> EXERCISE AIM: The records that follow are to be transcribed in full, without their images.

> RECORDS PROVIDED:
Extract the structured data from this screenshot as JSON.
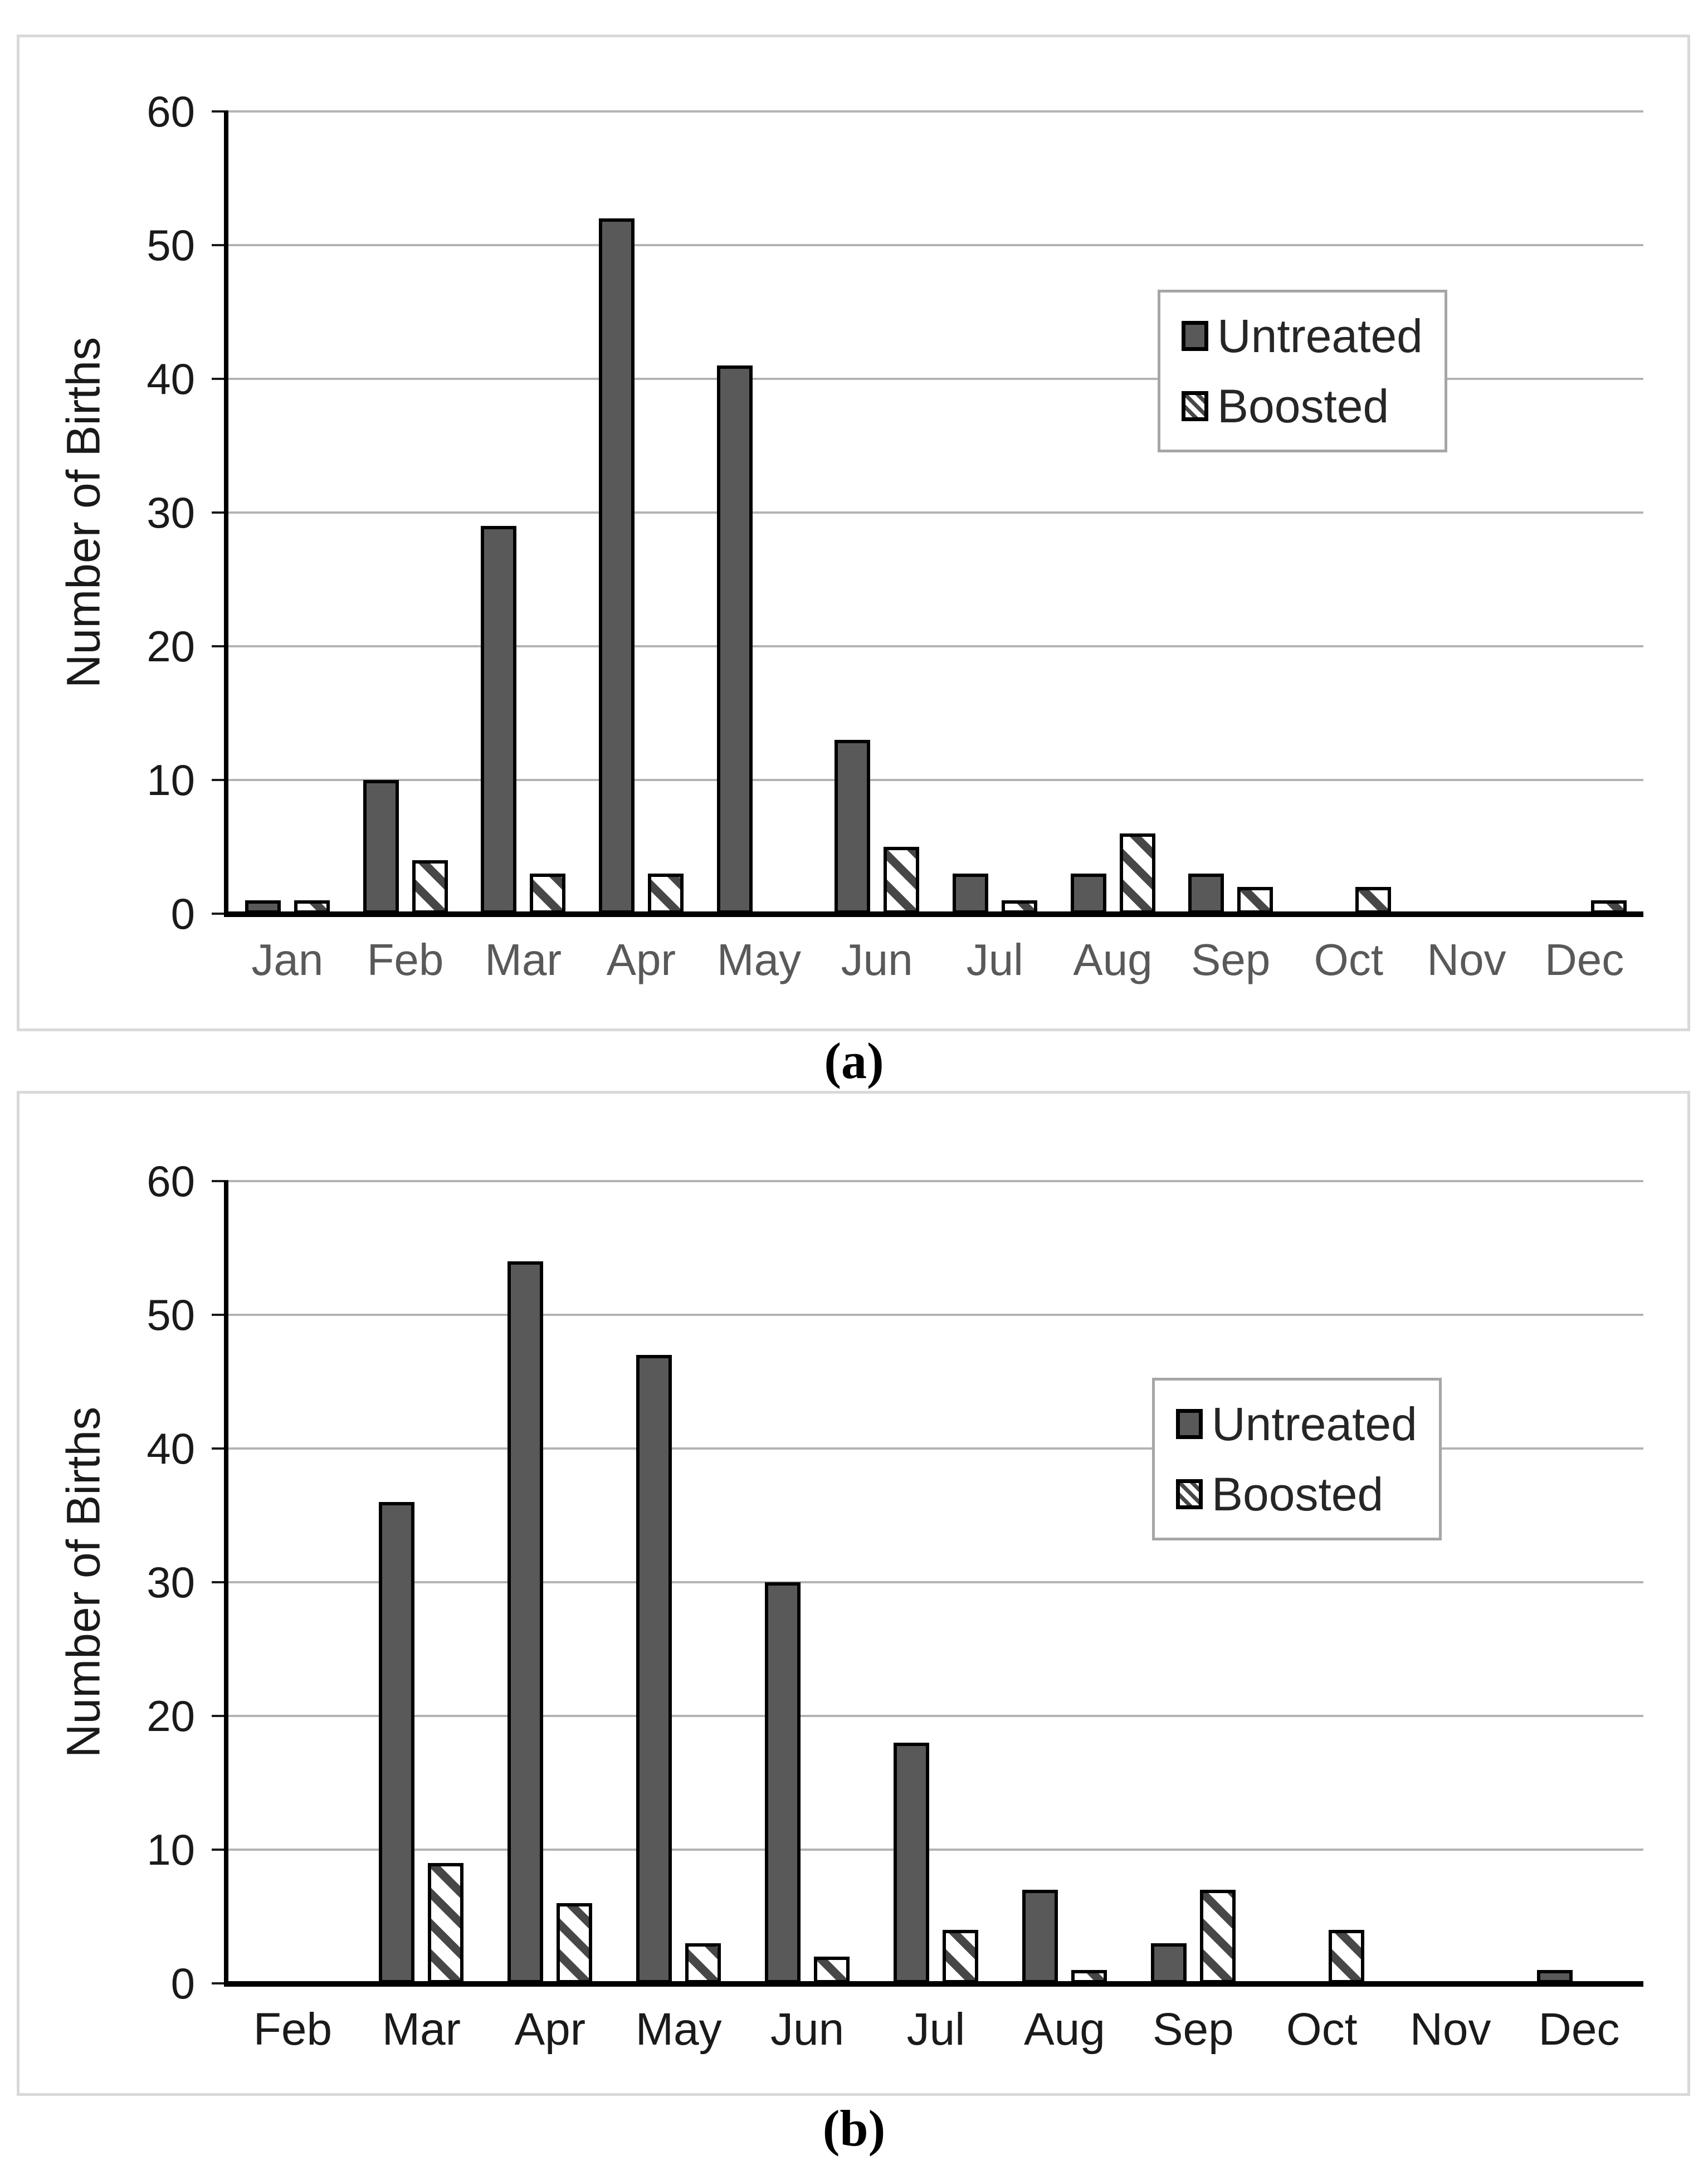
{
  "figure": {
    "background": "#ffffff",
    "panel_border_color": "#d9d9d9",
    "captions": {
      "a": "(a)",
      "b": "(b)"
    }
  },
  "colors": {
    "untreated_fill": "#595959",
    "bar_border": "#000000",
    "hatch_stripe": "#474747",
    "gridline": "#b3b3b3",
    "legend_border": "#a6a6a6",
    "axis_text": "#1a1a1a",
    "month_text_chart_a": "#595959",
    "month_text_chart_b": "#1a1a1a"
  },
  "chart_data": [
    {
      "id": "a",
      "type": "bar",
      "caption": "(a)",
      "title": "",
      "xlabel": "",
      "ylabel": "Number of Births",
      "ylim": [
        0,
        60
      ],
      "ytick_step": 10,
      "yticks": [
        "0",
        "10",
        "20",
        "30",
        "40",
        "50",
        "60"
      ],
      "grid": true,
      "legend_position": "upper-right",
      "categories": [
        "Jan",
        "Feb",
        "Mar",
        "Apr",
        "May",
        "Jun",
        "Jul",
        "Aug",
        "Sep",
        "Oct",
        "Nov",
        "Dec"
      ],
      "series": [
        {
          "name": "Untreated",
          "style": "solid",
          "values": [
            1,
            10,
            29,
            52,
            41,
            13,
            3,
            3,
            3,
            0,
            0,
            0
          ]
        },
        {
          "name": "Boosted",
          "style": "hatched",
          "values": [
            1,
            4,
            3,
            3,
            0,
            5,
            1,
            6,
            2,
            2,
            0,
            1
          ]
        }
      ]
    },
    {
      "id": "b",
      "type": "bar",
      "caption": "(b)",
      "title": "",
      "xlabel": "",
      "ylabel": "Number of Births",
      "ylim": [
        0,
        60
      ],
      "ytick_step": 10,
      "yticks": [
        "0",
        "10",
        "20",
        "30",
        "40",
        "50",
        "60"
      ],
      "grid": true,
      "legend_position": "upper-right",
      "categories": [
        "Feb",
        "Mar",
        "Apr",
        "May",
        "Jun",
        "Jul",
        "Aug",
        "Sep",
        "Oct",
        "Nov",
        "Dec"
      ],
      "series": [
        {
          "name": "Untreated",
          "style": "solid",
          "values": [
            0,
            36,
            54,
            47,
            30,
            18,
            7,
            3,
            0,
            0,
            1
          ]
        },
        {
          "name": "Boosted",
          "style": "hatched",
          "values": [
            0,
            9,
            6,
            3,
            2,
            4,
            1,
            7,
            4,
            0,
            0
          ]
        }
      ]
    }
  ]
}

> WORKED SOLUTION:
Extract the structured data from this screenshot as JSON.
{
  "figure": {
    "background": "#ffffff",
    "panel_border_color": "#d9d9d9",
    "captions": {
      "a": "(a)",
      "b": "(b)"
    }
  },
  "colors": {
    "untreated_fill": "#595959",
    "bar_border": "#000000",
    "hatch_stripe": "#474747",
    "gridline": "#b3b3b3",
    "legend_border": "#a6a6a6",
    "axis_text": "#1a1a1a",
    "month_text_chart_a": "#595959",
    "month_text_chart_b": "#1a1a1a"
  },
  "chart_data": [
    {
      "id": "a",
      "type": "bar",
      "caption": "(a)",
      "title": "",
      "xlabel": "",
      "ylabel": "Number of Births",
      "ylim": [
        0,
        60
      ],
      "ytick_step": 10,
      "yticks": [
        "0",
        "10",
        "20",
        "30",
        "40",
        "50",
        "60"
      ],
      "grid": true,
      "legend_position": "upper-right",
      "categories": [
        "Jan",
        "Feb",
        "Mar",
        "Apr",
        "May",
        "Jun",
        "Jul",
        "Aug",
        "Sep",
        "Oct",
        "Nov",
        "Dec"
      ],
      "series": [
        {
          "name": "Untreated",
          "style": "solid",
          "values": [
            1,
            10,
            29,
            52,
            41,
            13,
            3,
            3,
            3,
            0,
            0,
            0
          ]
        },
        {
          "name": "Boosted",
          "style": "hatched",
          "values": [
            1,
            4,
            3,
            3,
            0,
            5,
            1,
            6,
            2,
            2,
            0,
            1
          ]
        }
      ]
    },
    {
      "id": "b",
      "type": "bar",
      "caption": "(b)",
      "title": "",
      "xlabel": "",
      "ylabel": "Number of Births",
      "ylim": [
        0,
        60
      ],
      "ytick_step": 10,
      "yticks": [
        "0",
        "10",
        "20",
        "30",
        "40",
        "50",
        "60"
      ],
      "grid": true,
      "legend_position": "upper-right",
      "categories": [
        "Feb",
        "Mar",
        "Apr",
        "May",
        "Jun",
        "Jul",
        "Aug",
        "Sep",
        "Oct",
        "Nov",
        "Dec"
      ],
      "series": [
        {
          "name": "Untreated",
          "style": "solid",
          "values": [
            0,
            36,
            54,
            47,
            30,
            18,
            7,
            3,
            0,
            0,
            1
          ]
        },
        {
          "name": "Boosted",
          "style": "hatched",
          "values": [
            0,
            9,
            6,
            3,
            2,
            4,
            1,
            7,
            4,
            0,
            0
          ]
        }
      ]
    }
  ]
}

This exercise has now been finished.